Selected excerpt section start
Their remarks follow a lawsuit filed by investors for securities fraud, saying that the companies did not disclose test results showing that Vytorin does not unclog arteries any better than an older, less expensive drug. The suit contained postings from CafePharma.

According to Bloomberg, the comments relate to the fact that the companies knew there were problems with the tests and did not make them public. The posts were “very detailed,” said Sean Coffey, a lawyer for the investors.

But the companies wrote in their request to U.S. District Judge Dennis Cavanaugh that “CafePharma is, literally, the cyberspace equivalent of scrawls left on a men’s room wall.”

The case has added fuel to an already smoldering debate regarding the Internet’s role in the courtroom, as several recent lawsuits have centered on comments made online.

A San Francisco Chronicle article published earlier this week explores the issue of the power the Internet has bestowed upon the masses, stating, “as defamation lawsuits have begun to mount, some are questioning the wisdom of the crowds.”

San Francisco resident Christopher Norberg is currently facing a defamation lawsuit after posting a negative review of a chiropractic business on the consumer-review Web site Yelp. In the review, Norberg claimed that the doctor he saw was dishonest following a bill dispute.

Eric Nordskog, attorney for chiropractor Steven Biegel, said his client does not oppose people expressing opinions online, but “there is a line where if someone … publishes a false statement of fact as opposed to an opinion, then that person can and should be held responsible for their words.”

Gossip Web site Juicy Campus, for example, recently shut down; the site claimed the move was due to the bad economy, but last year a University of Delaware student sued the site when she wanted gossip about herself taken down.

The Chronicle also cites another Yelp incident that occurred when Foster City, Calif., dentist Yvonne Wong recently sued Los Altos couple Tai Jing and Jia Ma after they posted negative comments about her on the site, questioning her use of laughing gas and claiming that her fillings contained mercury.

Cafepharma representatives have not yet spoken to the media. Schering-Plough Corp. and Merck & Co. say the site is well known for “wild misinformation and speculation.” A spokesman for the companies said they believe the comments have “no place in legal proceedings.”
Selected excerpt section end
Material shown section start
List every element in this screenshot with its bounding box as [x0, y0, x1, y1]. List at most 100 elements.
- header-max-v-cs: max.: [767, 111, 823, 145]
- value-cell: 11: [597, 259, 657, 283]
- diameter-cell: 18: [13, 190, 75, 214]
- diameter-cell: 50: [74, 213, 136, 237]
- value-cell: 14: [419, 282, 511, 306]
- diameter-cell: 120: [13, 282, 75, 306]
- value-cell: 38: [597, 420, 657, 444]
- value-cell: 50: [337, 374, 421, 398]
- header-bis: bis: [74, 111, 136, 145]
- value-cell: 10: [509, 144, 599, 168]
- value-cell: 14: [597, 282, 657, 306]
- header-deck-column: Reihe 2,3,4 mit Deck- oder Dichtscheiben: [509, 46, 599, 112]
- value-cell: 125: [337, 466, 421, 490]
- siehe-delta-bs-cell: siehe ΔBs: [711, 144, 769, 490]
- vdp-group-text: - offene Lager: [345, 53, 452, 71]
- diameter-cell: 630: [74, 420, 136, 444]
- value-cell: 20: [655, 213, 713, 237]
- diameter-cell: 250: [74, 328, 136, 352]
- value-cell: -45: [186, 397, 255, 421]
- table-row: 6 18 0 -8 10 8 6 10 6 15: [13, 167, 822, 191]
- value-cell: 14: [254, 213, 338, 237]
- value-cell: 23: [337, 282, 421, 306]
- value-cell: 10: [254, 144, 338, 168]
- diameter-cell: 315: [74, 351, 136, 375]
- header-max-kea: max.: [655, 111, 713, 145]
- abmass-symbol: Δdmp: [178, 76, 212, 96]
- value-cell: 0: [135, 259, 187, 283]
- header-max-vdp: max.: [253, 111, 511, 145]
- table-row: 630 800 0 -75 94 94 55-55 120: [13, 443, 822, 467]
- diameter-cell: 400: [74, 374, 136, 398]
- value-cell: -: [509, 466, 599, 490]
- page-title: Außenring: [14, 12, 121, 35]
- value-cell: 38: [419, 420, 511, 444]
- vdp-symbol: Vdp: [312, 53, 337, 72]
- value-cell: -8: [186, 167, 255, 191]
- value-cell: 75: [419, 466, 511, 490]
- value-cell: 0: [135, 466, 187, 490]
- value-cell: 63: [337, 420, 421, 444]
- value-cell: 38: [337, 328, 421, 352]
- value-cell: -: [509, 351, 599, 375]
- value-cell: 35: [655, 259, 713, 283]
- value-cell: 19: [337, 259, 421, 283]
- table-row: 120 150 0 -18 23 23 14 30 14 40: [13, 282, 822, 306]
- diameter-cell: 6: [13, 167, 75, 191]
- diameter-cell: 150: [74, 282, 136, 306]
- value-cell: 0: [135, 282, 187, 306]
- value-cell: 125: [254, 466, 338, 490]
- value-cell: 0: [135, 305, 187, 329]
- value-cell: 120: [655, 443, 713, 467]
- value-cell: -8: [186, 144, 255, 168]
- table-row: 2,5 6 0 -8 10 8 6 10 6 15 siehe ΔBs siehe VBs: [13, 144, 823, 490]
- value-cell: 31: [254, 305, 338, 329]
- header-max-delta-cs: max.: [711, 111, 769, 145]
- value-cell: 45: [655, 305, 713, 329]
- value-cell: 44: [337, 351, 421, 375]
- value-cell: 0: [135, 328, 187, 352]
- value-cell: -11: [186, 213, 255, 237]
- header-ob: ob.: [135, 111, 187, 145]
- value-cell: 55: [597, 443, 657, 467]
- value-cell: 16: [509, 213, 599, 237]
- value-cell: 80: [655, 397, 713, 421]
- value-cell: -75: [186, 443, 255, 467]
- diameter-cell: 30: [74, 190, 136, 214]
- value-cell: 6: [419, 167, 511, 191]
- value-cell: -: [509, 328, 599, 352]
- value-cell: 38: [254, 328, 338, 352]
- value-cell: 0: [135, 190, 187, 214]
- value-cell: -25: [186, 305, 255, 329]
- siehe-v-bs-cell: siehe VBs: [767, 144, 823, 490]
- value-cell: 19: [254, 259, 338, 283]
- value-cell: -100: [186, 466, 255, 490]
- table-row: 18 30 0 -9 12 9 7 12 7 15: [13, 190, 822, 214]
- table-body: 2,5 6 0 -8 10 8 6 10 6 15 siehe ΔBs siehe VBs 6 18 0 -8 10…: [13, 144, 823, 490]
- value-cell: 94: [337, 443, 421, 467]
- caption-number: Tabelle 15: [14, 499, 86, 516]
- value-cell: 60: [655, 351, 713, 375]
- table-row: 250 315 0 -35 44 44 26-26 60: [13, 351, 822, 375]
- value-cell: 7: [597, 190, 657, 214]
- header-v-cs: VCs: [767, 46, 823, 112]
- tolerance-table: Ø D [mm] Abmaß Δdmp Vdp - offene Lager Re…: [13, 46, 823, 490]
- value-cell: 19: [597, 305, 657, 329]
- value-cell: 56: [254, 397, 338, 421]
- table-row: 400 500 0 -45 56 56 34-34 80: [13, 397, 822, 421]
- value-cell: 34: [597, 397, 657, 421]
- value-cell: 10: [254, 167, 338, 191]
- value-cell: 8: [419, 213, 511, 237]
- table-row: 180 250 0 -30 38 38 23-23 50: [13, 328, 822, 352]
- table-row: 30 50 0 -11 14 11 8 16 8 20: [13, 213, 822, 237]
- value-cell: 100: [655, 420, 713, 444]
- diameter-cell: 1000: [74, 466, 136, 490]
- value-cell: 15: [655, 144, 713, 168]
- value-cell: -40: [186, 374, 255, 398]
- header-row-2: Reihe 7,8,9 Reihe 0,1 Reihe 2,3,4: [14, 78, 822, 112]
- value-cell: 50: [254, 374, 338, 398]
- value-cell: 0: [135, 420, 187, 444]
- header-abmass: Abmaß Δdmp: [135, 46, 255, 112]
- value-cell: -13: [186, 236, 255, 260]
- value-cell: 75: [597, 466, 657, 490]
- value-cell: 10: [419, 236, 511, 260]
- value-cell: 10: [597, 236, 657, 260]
Material shown section end
- Required tasks
1. List every person named in the lawsuit article.
2. Condense the paragraph of the lawsuit article that begins "The Chronicle also cites another Yelp incident" into a short bulleted list that keeps its main facts.
3. Extend the lawsuit article with a few more paragraphs, beginning after its last sentence.

- Expected outputs
1. Sean Coffey, Dennis Cavanaugh, Christopher Norberg, Eric Nordskog, Steven Biegel, Yvonne Wong, Tai Jing, Jia Ma

2.
- The Chronicle cites another Yelp case.
- Foster City, Calif., dentist Yvonne Wong sued Los Altos couple Tai Jing and Jia Ma.
- The couple had posted negative comments about her on Yelp.
- The comments questioned her use of laughing gas and claimed her fillings contained mercury.

3.
Background: The Vytorin question

In Jan. 2008, the two pharmaceutical companies did publically admit that a two-year study found Vytorin—made up of two older drugs, Zetia and Zocor—cleared plaque from arteries no better than Zocor alone. Investors claim that the results should have been released sooner.
The news wasn’t the only negative press the cholesterol drug has received. In August, the U.S. Food and Drug Administration announced that it would begin investigating a possible cancer link with the drug.

Clinical trial results released in July showed that, in a study of more than 1,800 people, 93 people who took Vytorin developed cancer, compared with 65 in a control group. Two other studies, however, indicated no link, and some researchers claimed the cancer finding was most likely an anomaly.

The cancer study came on the heels of another clinical trial that showed that Vytorin failed to improve a heart valve condition called aortic stenosis, which, if left untreated, can lead to serious heart problems.

Related Topic: The Whole Foods commenting scandal

In the summer of 2007, Whole Foods CEO John Mackey found himself in hot water after he was outed as “Rahodeb,” a poster on Yahoo Finance message boards who had been touting Whole Foods stock and criticizing the company’s rivals, including grocery store chain Wild Oats.

His actions were uncovered as Whole Foods was looking to acquire another company, and caused analysts and legal professionals to question his ethical fitness as a CEO and the legality of his posting opinions under a pseudonym. A Whole Foods spokeswoman said at the time that Mackey’s postings were neither illegal nor against company policy.

After the news broke, Mackey himself defended his posts, saying that many people on message boards use pseudonyms. He said that he never meant for those postings to be identified with him and that some of the opinions “Rahodeb” reflected Mackey’s own views, and some did not.